**PROBLEM REQUIREMENTS:**
Each record is to be transcribed exactly.

╭─ DATASET ROWS

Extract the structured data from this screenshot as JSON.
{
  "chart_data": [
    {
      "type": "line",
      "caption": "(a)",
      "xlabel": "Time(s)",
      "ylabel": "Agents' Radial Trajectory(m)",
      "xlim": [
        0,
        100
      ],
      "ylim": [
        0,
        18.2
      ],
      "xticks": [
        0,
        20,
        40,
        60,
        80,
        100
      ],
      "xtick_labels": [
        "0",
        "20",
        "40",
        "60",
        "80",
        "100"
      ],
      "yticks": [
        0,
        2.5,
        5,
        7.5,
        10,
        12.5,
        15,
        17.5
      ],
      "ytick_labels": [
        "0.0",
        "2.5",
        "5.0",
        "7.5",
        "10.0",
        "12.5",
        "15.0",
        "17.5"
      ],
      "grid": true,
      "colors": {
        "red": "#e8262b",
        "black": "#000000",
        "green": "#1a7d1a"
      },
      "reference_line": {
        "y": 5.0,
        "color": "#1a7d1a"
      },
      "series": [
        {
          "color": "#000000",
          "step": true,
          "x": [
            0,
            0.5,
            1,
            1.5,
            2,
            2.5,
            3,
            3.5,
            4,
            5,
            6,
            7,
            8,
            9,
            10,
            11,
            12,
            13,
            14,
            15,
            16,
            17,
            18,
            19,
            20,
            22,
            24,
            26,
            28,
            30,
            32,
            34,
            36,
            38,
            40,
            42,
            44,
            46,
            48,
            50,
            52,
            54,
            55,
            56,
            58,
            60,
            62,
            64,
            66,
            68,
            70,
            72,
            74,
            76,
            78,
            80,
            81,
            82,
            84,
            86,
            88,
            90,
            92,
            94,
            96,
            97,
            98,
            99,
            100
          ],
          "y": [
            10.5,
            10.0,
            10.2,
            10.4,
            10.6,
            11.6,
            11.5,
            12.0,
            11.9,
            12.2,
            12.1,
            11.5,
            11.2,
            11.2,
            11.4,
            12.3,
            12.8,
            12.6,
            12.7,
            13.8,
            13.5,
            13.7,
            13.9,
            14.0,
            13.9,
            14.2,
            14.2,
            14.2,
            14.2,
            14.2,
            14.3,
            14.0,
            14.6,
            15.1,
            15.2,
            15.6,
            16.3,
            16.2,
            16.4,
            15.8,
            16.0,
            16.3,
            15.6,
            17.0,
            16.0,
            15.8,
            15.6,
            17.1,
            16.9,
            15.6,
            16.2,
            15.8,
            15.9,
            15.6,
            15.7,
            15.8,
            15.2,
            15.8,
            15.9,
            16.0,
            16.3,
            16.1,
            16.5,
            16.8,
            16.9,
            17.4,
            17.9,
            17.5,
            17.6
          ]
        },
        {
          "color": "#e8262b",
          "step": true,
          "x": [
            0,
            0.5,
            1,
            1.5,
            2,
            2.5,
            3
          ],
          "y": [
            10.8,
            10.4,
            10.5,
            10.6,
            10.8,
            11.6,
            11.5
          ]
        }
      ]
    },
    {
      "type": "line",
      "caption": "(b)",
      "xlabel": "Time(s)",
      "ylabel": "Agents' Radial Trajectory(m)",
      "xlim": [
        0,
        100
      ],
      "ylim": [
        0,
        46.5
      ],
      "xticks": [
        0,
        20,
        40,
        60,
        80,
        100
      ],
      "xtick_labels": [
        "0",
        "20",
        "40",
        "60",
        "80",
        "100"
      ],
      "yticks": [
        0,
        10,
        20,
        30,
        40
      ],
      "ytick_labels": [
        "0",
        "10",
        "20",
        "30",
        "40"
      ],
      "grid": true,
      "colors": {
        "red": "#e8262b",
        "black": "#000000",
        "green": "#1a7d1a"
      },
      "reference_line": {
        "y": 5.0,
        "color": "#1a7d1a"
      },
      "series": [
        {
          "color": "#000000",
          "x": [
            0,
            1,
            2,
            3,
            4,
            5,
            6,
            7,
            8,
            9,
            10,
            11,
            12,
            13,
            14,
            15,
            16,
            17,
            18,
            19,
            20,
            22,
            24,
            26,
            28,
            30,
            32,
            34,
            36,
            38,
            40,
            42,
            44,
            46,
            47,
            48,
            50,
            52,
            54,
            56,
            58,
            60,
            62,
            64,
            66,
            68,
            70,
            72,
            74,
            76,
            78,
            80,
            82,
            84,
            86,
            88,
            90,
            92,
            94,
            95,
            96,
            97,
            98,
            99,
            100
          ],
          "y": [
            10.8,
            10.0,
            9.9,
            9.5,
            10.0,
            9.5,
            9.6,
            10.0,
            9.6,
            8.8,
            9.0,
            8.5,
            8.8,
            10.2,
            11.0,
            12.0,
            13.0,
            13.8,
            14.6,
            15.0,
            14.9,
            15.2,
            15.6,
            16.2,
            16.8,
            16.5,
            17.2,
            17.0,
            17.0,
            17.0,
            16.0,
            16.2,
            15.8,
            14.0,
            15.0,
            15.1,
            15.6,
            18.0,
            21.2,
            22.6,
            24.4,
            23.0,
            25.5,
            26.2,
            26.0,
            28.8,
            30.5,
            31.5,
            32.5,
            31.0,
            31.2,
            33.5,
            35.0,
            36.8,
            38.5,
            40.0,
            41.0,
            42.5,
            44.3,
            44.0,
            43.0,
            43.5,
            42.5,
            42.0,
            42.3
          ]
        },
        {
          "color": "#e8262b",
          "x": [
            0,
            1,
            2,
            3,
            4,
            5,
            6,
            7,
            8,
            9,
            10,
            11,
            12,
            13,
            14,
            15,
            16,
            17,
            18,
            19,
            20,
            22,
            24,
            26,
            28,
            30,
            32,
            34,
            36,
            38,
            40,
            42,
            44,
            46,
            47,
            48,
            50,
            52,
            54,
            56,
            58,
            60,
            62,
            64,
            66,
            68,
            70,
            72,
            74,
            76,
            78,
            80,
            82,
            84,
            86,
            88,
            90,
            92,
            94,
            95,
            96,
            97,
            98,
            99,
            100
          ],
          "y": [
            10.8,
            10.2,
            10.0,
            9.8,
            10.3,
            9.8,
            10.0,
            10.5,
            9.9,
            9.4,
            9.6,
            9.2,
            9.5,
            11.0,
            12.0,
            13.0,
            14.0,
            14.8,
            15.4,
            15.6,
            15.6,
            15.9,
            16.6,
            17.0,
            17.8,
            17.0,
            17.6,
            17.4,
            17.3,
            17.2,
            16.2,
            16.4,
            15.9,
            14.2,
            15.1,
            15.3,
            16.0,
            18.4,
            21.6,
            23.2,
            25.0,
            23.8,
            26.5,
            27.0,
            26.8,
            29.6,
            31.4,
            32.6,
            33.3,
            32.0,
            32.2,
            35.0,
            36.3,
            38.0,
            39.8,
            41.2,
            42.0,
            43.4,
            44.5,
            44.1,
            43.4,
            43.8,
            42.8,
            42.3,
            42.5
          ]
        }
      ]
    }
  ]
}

╰─

**TASK ANSWER:**
Extract the structured data from this screenshot as JSON.
{
  "chart_data": [
    {
      "type": "line",
      "caption": "(a)",
      "xlabel": "Time(s)",
      "ylabel": "Agents' Radial Trajectory(m)",
      "xlim": [
        0,
        100
      ],
      "ylim": [
        0,
        18.2
      ],
      "xticks": [
        0,
        20,
        40,
        60,
        80,
        100
      ],
      "xtick_labels": [
        "0",
        "20",
        "40",
        "60",
        "80",
        "100"
      ],
      "yticks": [
        0,
        2.5,
        5,
        7.5,
        10,
        12.5,
        15,
        17.5
      ],
      "ytick_labels": [
        "0.0",
        "2.5",
        "5.0",
        "7.5",
        "10.0",
        "12.5",
        "15.0",
        "17.5"
      ],
      "grid": true,
      "colors": {
        "red": "#e8262b",
        "black": "#000000",
        "green": "#1a7d1a"
      },
      "reference_line": {
        "y": 5.0,
        "color": "#1a7d1a"
      },
      "series": [
        {
          "color": "#000000",
          "step": true,
          "x": [
            0,
            0.5,
            1,
            1.5,
            2,
            2.5,
            3,
            3.5,
            4,
            5,
            6,
            7,
            8,
            9,
            10,
            11,
            12,
            13,
            14,
            15,
            16,
            17,
            18,
            19,
            20,
            22,
            24,
            26,
            28,
            30,
            32,
            34,
            36,
            38,
            40,
            42,
            44,
            46,
            48,
            50,
            52,
            54,
            55,
            56,
            58,
            60,
            62,
            64,
            66,
            68,
            70,
            72,
            74,
            76,
            78,
            80,
            81,
            82,
            84,
            86,
            88,
            90,
            92,
            94,
            96,
            97,
            98,
            99,
            100
          ],
          "y": [
            10.5,
            10.0,
            10.2,
            10.4,
            10.6,
            11.6,
            11.5,
            12.0,
            11.9,
            12.2,
            12.1,
            11.5,
            11.2,
            11.2,
            11.4,
            12.3,
            12.8,
            12.6,
            12.7,
            13.8,
            13.5,
            13.7,
            13.9,
            14.0,
            13.9,
            14.2,
            14.2,
            14.2,
            14.2,
            14.2,
            14.3,
            14.0,
            14.6,
            15.1,
            15.2,
            15.6,
            16.3,
            16.2,
            16.4,
            15.8,
            16.0,
            16.3,
            15.6,
            17.0,
            16.0,
            15.8,
            15.6,
            17.1,
            16.9,
            15.6,
            16.2,
            15.8,
            15.9,
            15.6,
            15.7,
            15.8,
            15.2,
            15.8,
            15.9,
            16.0,
            16.3,
            16.1,
            16.5,
            16.8,
            16.9,
            17.4,
            17.9,
            17.5,
            17.6
          ]
        },
        {
          "color": "#e8262b",
          "step": true,
          "x": [
            0,
            0.5,
            1,
            1.5,
            2,
            2.5,
            3
          ],
          "y": [
            10.8,
            10.4,
            10.5,
            10.6,
            10.8,
            11.6,
            11.5
          ]
        }
      ]
    },
    {
      "type": "line",
      "caption": "(b)",
      "xlabel": "Time(s)",
      "ylabel": "Agents' Radial Trajectory(m)",
      "xlim": [
        0,
        100
      ],
      "ylim": [
        0,
        46.5
      ],
      "xticks": [
        0,
        20,
        40,
        60,
        80,
        100
      ],
      "xtick_labels": [
        "0",
        "20",
        "40",
        "60",
        "80",
        "100"
      ],
      "yticks": [
        0,
        10,
        20,
        30,
        40
      ],
      "ytick_labels": [
        "0",
        "10",
        "20",
        "30",
        "40"
      ],
      "grid": true,
      "colors": {
        "red": "#e8262b",
        "black": "#000000",
        "green": "#1a7d1a"
      },
      "reference_line": {
        "y": 5.0,
        "color": "#1a7d1a"
      },
      "series": [
        {
          "color": "#000000",
          "x": [
            0,
            1,
            2,
            3,
            4,
            5,
            6,
            7,
            8,
            9,
            10,
            11,
            12,
            13,
            14,
            15,
            16,
            17,
            18,
            19,
            20,
            22,
            24,
            26,
            28,
            30,
            32,
            34,
            36,
            38,
            40,
            42,
            44,
            46,
            47,
            48,
            50,
            52,
            54,
            56,
            58,
            60,
            62,
            64,
            66,
            68,
            70,
            72,
            74,
            76,
            78,
            80,
            82,
            84,
            86,
            88,
            90,
            92,
            94,
            95,
            96,
            97,
            98,
            99,
            100
          ],
          "y": [
            10.8,
            10.0,
            9.9,
            9.5,
            10.0,
            9.5,
            9.6,
            10.0,
            9.6,
            8.8,
            9.0,
            8.5,
            8.8,
            10.2,
            11.0,
            12.0,
            13.0,
            13.8,
            14.6,
            15.0,
            14.9,
            15.2,
            15.6,
            16.2,
            16.8,
            16.5,
            17.2,
            17.0,
            17.0,
            17.0,
            16.0,
            16.2,
            15.8,
            14.0,
            15.0,
            15.1,
            15.6,
            18.0,
            21.2,
            22.6,
            24.4,
            23.0,
            25.5,
            26.2,
            26.0,
            28.8,
            30.5,
            31.5,
            32.5,
            31.0,
            31.2,
            33.5,
            35.0,
            36.8,
            38.5,
            40.0,
            41.0,
            42.5,
            44.3,
            44.0,
            43.0,
            43.5,
            42.5,
            42.0,
            42.3
          ]
        },
        {
          "color": "#e8262b",
          "x": [
            0,
            1,
            2,
            3,
            4,
            5,
            6,
            7,
            8,
            9,
            10,
            11,
            12,
            13,
            14,
            15,
            16,
            17,
            18,
            19,
            20,
            22,
            24,
            26,
            28,
            30,
            32,
            34,
            36,
            38,
            40,
            42,
            44,
            46,
            47,
            48,
            50,
            52,
            54,
            56,
            58,
            60,
            62,
            64,
            66,
            68,
            70,
            72,
            74,
            76,
            78,
            80,
            82,
            84,
            86,
            88,
            90,
            92,
            94,
            95,
            96,
            97,
            98,
            99,
            100
          ],
          "y": [
            10.8,
            10.2,
            10.0,
            9.8,
            10.3,
            9.8,
            10.0,
            10.5,
            9.9,
            9.4,
            9.6,
            9.2,
            9.5,
            11.0,
            12.0,
            13.0,
            14.0,
            14.8,
            15.4,
            15.6,
            15.6,
            15.9,
            16.6,
            17.0,
            17.8,
            17.0,
            17.6,
            17.4,
            17.3,
            17.2,
            16.2,
            16.4,
            15.9,
            14.2,
            15.1,
            15.3,
            16.0,
            18.4,
            21.6,
            23.2,
            25.0,
            23.8,
            26.5,
            27.0,
            26.8,
            29.6,
            31.4,
            32.6,
            33.3,
            32.0,
            32.2,
            35.0,
            36.3,
            38.0,
            39.8,
            41.2,
            42.0,
            43.4,
            44.5,
            44.1,
            43.4,
            43.8,
            42.8,
            42.3,
            42.5
          ]
        }
      ]
    }
  ]
}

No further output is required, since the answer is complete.